▶ _YOUR INSTRUCTIONS_
Below is some material; set it all down exactly, apart from the pictures.

▶ _RECORDS PROVIDED_
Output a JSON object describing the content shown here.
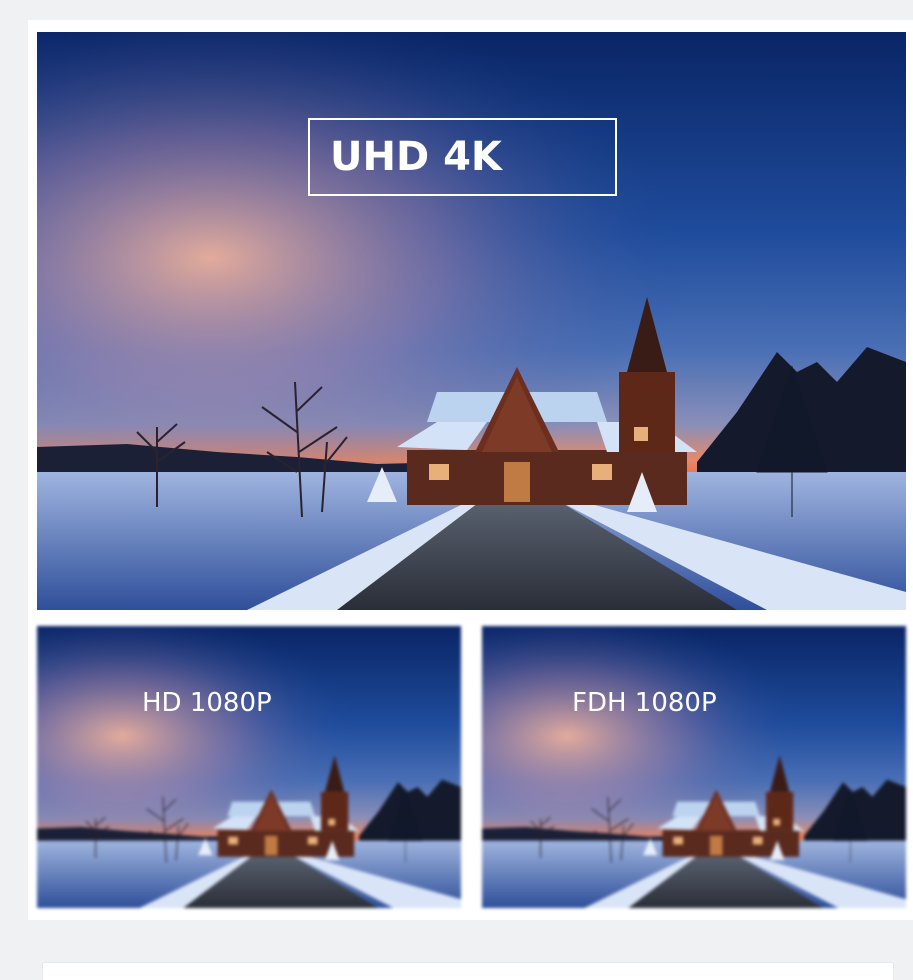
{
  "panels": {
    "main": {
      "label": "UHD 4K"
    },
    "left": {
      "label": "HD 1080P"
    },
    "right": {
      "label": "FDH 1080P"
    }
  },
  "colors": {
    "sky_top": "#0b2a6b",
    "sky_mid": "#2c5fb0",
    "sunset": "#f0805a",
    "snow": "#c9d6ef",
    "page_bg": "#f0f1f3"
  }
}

▶ _FINAL RESULT_
Output a JSON object describing the content shown here.
{
  "panels": {
    "main": {
      "label": "UHD 4K"
    },
    "left": {
      "label": "HD 1080P"
    },
    "right": {
      "label": "FDH 1080P"
    }
  },
  "colors": {
    "sky_top": "#0b2a6b",
    "sky_mid": "#2c5fb0",
    "sunset": "#f0805a",
    "snow": "#c9d6ef",
    "page_bg": "#f0f1f3"
  }
}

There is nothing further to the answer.